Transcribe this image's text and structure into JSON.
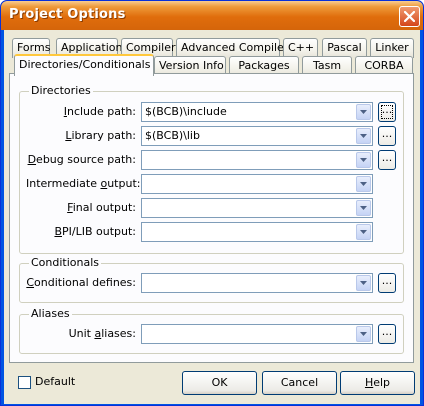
{
  "window": {
    "title": "Project Options"
  },
  "tabs_row1": [
    "Forms",
    "Application",
    "Compiler",
    "Advanced Compiler",
    "C++",
    "Pascal",
    "Linker"
  ],
  "tabs_row2": [
    "Directories/Conditionals",
    "Version Info",
    "Packages",
    "Tasm",
    "CORBA"
  ],
  "selected_tab": "Directories/Conditionals",
  "directories": {
    "group_label": "Directories",
    "include_path": {
      "label_pre": "",
      "label_u": "I",
      "label_post": "nclude path:",
      "value": "$(BCB)\\include"
    },
    "library_path": {
      "label_pre": "",
      "label_u": "L",
      "label_post": "ibrary path:",
      "value": "$(BCB)\\lib"
    },
    "debug_source_path": {
      "label_pre": "",
      "label_u": "D",
      "label_post": "ebug source path:",
      "value": ""
    },
    "intermediate_output": {
      "label_pre": "Intermediate ",
      "label_u": "o",
      "label_post": "utput:",
      "value": ""
    },
    "final_output": {
      "label_pre": "",
      "label_u": "F",
      "label_post": "inal output:",
      "value": ""
    },
    "bpi_lib_output": {
      "label_pre": "",
      "label_u": "B",
      "label_post": "PI/LIB output:",
      "value": ""
    }
  },
  "conditionals": {
    "group_label": "Conditionals",
    "defines": {
      "label_pre": "",
      "label_u": "C",
      "label_post": "onditional defines:",
      "value": ""
    }
  },
  "aliases": {
    "group_label": "Aliases",
    "unit_aliases": {
      "label_pre": "Unit ",
      "label_u": "a",
      "label_post": "liases:",
      "value": ""
    }
  },
  "ellipsis_label": "...",
  "footer": {
    "default_label": "Default",
    "default_checked": false,
    "ok_label": "OK",
    "cancel_label": "Cancel",
    "help_label_u": "H",
    "help_label_rest": "elp"
  },
  "colors": {
    "titlebar": "#e06d0c",
    "client": "#ece9d8",
    "panel": "#fcfcfe",
    "tab_highlight": "#ffc83c"
  }
}
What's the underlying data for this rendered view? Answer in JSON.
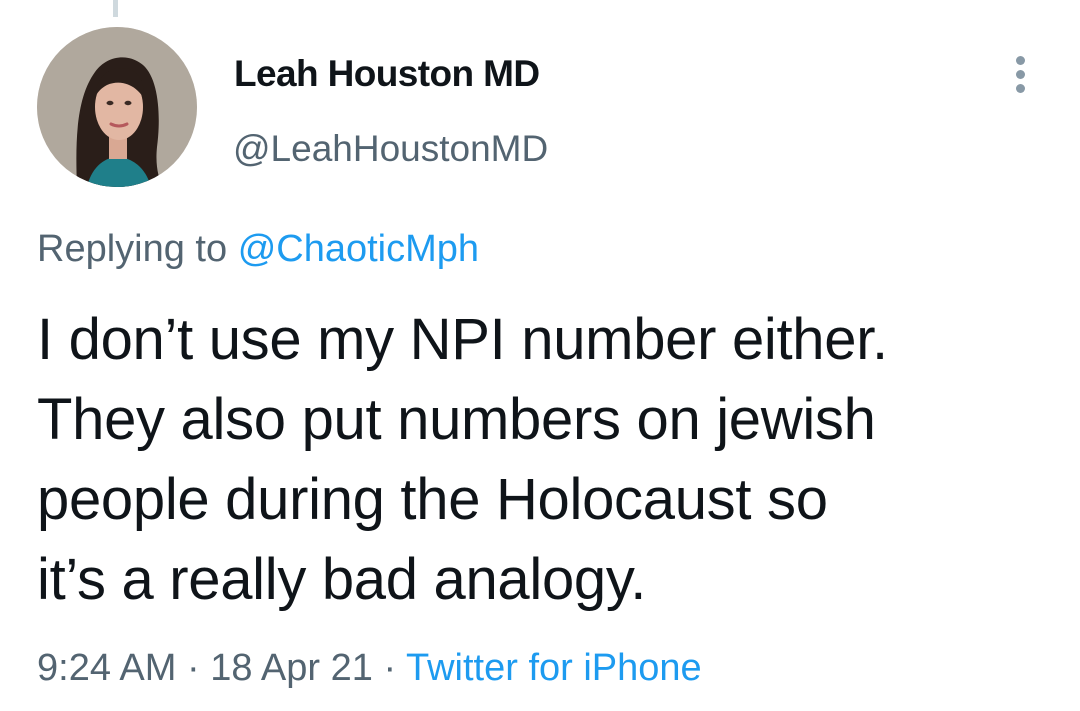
{
  "author": {
    "display_name": "Leah Houston MD",
    "handle": "@LeahHoustonMD"
  },
  "reply": {
    "prefix": "Replying to",
    "mention": "@ChaoticMph"
  },
  "tweet": {
    "text": "I don’t use my NPI number either.\nThey also put numbers on jewish\npeople during the Holocaust so\nit’s a really bad analogy."
  },
  "meta": {
    "time": "9:24 AM",
    "date": "18 Apr 21",
    "separator": "·",
    "source": "Twitter for iPhone"
  },
  "icons": {
    "more": "more-vertical-icon"
  },
  "colors": {
    "text": "#0f1419",
    "secondary": "#536471",
    "link": "#1d9bf0"
  }
}
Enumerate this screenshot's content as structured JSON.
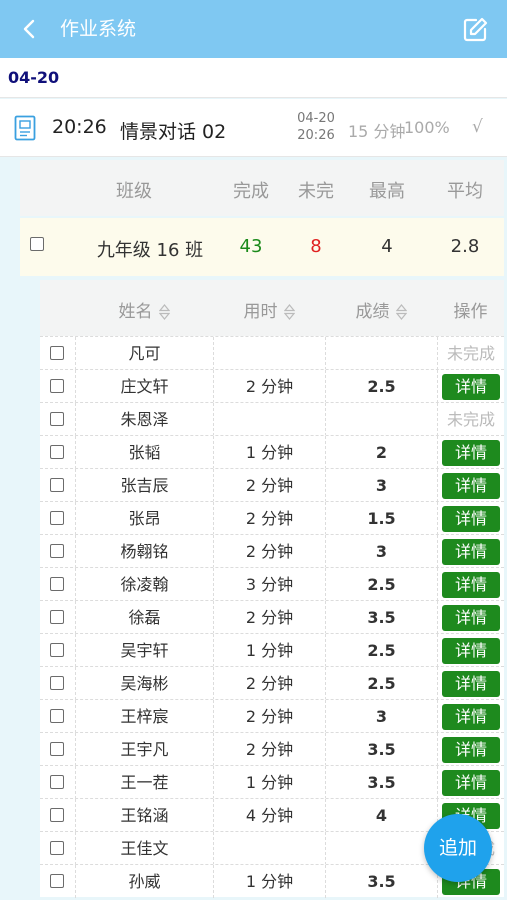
{
  "header": {
    "title": "作业系统",
    "back_icon": "chevron-left-icon",
    "edit_icon": "edit-square-icon"
  },
  "date_group": "04-20",
  "homework": {
    "time": "20:26",
    "name": "情景对话 02",
    "date_line1": "04-20",
    "date_line2": "20:26",
    "duration": "15 分钟",
    "percent": "100%",
    "status_mark": "√"
  },
  "class_table": {
    "headers": [
      "班级",
      "完成",
      "未完",
      "最高",
      "平均"
    ],
    "row": {
      "class_name": "九年级 16 班",
      "done": "43",
      "undone": "8",
      "max": "4",
      "avg": "2.8"
    },
    "colors": {
      "done": "#1a8a1a",
      "undone": "#e02020"
    }
  },
  "student_table": {
    "headers": {
      "name": "姓名",
      "time": "用时",
      "score": "成绩",
      "op": "操作"
    },
    "detail_label": "详情",
    "undone_label": "未完成",
    "rows": [
      {
        "name": "凡可",
        "time": "",
        "score": "",
        "done": false
      },
      {
        "name": "庄文轩",
        "time": "2 分钟",
        "score": "2.5",
        "done": true
      },
      {
        "name": "朱恩泽",
        "time": "",
        "score": "",
        "done": false
      },
      {
        "name": "张韬",
        "time": "1 分钟",
        "score": "2",
        "done": true
      },
      {
        "name": "张吉辰",
        "time": "2 分钟",
        "score": "3",
        "done": true
      },
      {
        "name": "张昂",
        "time": "2 分钟",
        "score": "1.5",
        "done": true
      },
      {
        "name": "杨翱铭",
        "time": "2 分钟",
        "score": "3",
        "done": true
      },
      {
        "name": "徐凌翰",
        "time": "3 分钟",
        "score": "2.5",
        "done": true
      },
      {
        "name": "徐磊",
        "time": "2 分钟",
        "score": "3.5",
        "done": true
      },
      {
        "name": "吴宇轩",
        "time": "1 分钟",
        "score": "2.5",
        "done": true
      },
      {
        "name": "吴海彬",
        "time": "2 分钟",
        "score": "2.5",
        "done": true
      },
      {
        "name": "王梓宸",
        "time": "2 分钟",
        "score": "3",
        "done": true
      },
      {
        "name": "王宇凡",
        "time": "2 分钟",
        "score": "3.5",
        "done": true
      },
      {
        "name": "王一茬",
        "time": "1 分钟",
        "score": "3.5",
        "done": true
      },
      {
        "name": "王铭涵",
        "time": "4 分钟",
        "score": "4",
        "done": true
      },
      {
        "name": "王佳文",
        "time": "",
        "score": "",
        "done": false
      },
      {
        "name": "孙威",
        "time": "1 分钟",
        "score": "3.5",
        "done": true
      }
    ]
  },
  "fab_label": "追加"
}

--- Job ---
Using the data above, copy each line that contains "this".

--- Written response ---
Transcribe this image's text and structure into JSON.
What's the underlying data for this rendered view? Answer in JSON.
Enumerate this screenshot's content as structured JSON.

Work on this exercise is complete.